● RECORD EXTRACTS:
----------------

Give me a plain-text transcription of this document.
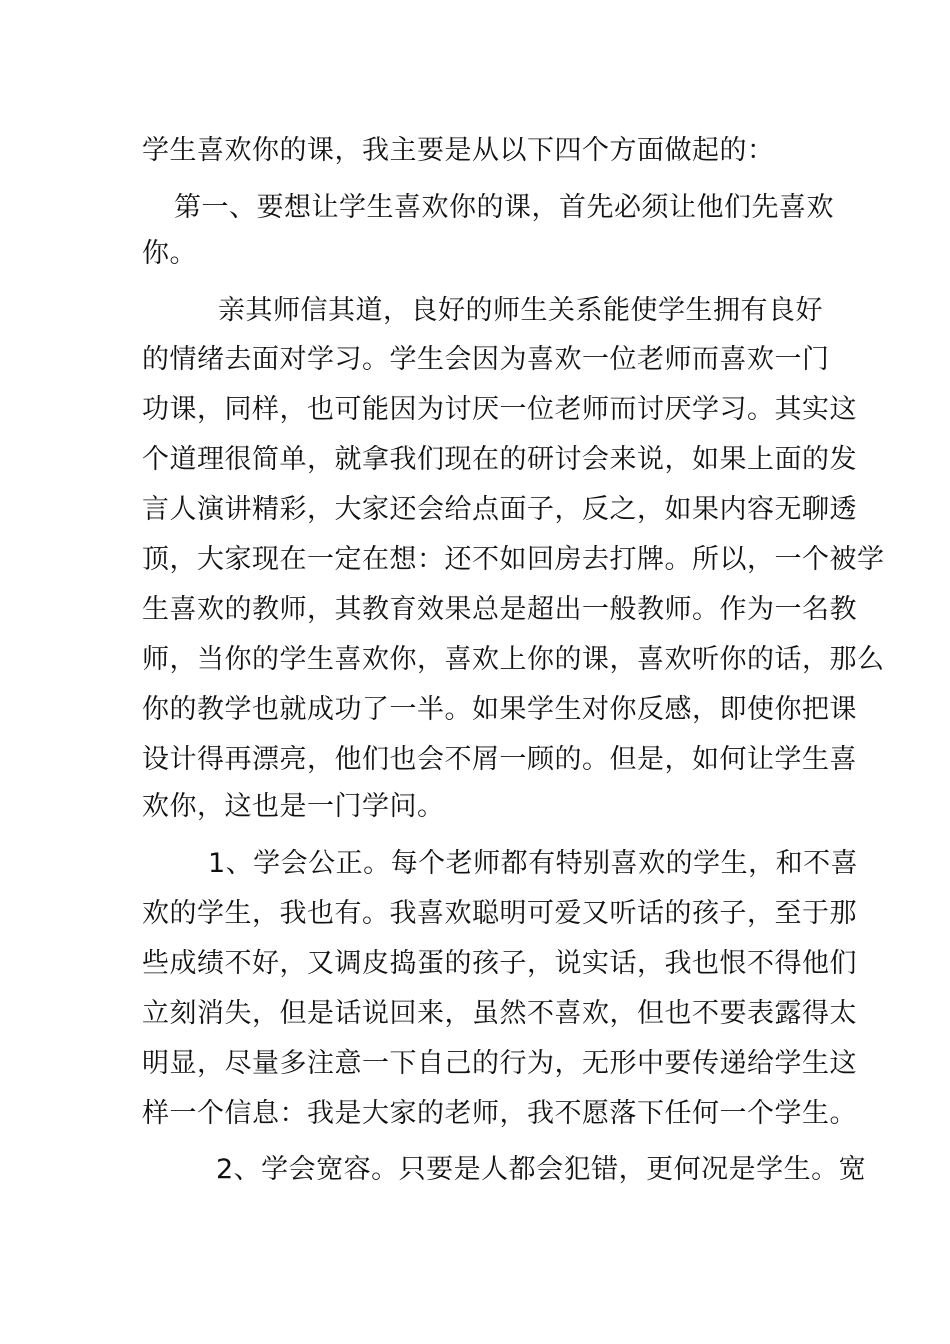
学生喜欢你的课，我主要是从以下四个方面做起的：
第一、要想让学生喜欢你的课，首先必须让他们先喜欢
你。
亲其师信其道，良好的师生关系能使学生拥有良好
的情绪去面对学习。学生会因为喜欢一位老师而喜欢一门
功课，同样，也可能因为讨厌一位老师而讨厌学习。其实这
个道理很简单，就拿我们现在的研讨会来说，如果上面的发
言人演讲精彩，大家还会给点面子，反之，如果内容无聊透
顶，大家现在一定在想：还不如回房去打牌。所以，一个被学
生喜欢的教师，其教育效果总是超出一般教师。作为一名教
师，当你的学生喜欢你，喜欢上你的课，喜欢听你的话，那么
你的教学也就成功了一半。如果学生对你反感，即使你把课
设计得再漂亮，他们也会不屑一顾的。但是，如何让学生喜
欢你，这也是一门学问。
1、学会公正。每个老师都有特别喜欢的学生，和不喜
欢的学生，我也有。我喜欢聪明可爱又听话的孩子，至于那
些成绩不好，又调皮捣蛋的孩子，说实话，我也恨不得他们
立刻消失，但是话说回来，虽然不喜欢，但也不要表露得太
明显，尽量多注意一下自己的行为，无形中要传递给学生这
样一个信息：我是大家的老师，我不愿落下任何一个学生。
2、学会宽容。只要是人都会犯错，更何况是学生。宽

----------------

● TASK DIRECTIONS:
Transcribe the full listing character for character. Pictures are excluded.

● RESPONSE:
Give me a plain-text transcription of this document.
学生喜欢你的课，我主要是从以下四个方面做起的：
第一、要想让学生喜欢你的课，首先必须让他们先喜欢
你。
亲其师信其道，良好的师生关系能使学生拥有良好
的情绪去面对学习。学生会因为喜欢一位老师而喜欢一门
功课，同样，也可能因为讨厌一位老师而讨厌学习。其实这
个道理很简单，就拿我们现在的研讨会来说，如果上面的发
言人演讲精彩，大家还会给点面子，反之，如果内容无聊透
顶，大家现在一定在想：还不如回房去打牌。所以，一个被学
生喜欢的教师，其教育效果总是超出一般教师。作为一名教
师，当你的学生喜欢你，喜欢上你的课，喜欢听你的话，那么
你的教学也就成功了一半。如果学生对你反感，即使你把课
设计得再漂亮，他们也会不屑一顾的。但是，如何让学生喜
欢你，这也是一门学问。
1、学会公正。每个老师都有特别喜欢的学生，和不喜
欢的学生，我也有。我喜欢聪明可爱又听话的孩子，至于那
些成绩不好，又调皮捣蛋的孩子，说实话，我也恨不得他们
立刻消失，但是话说回来，虽然不喜欢，但也不要表露得太
明显，尽量多注意一下自己的行为，无形中要传递给学生这
样一个信息：我是大家的老师，我不愿落下任何一个学生。
2、学会宽容。只要是人都会犯错，更何况是学生。宽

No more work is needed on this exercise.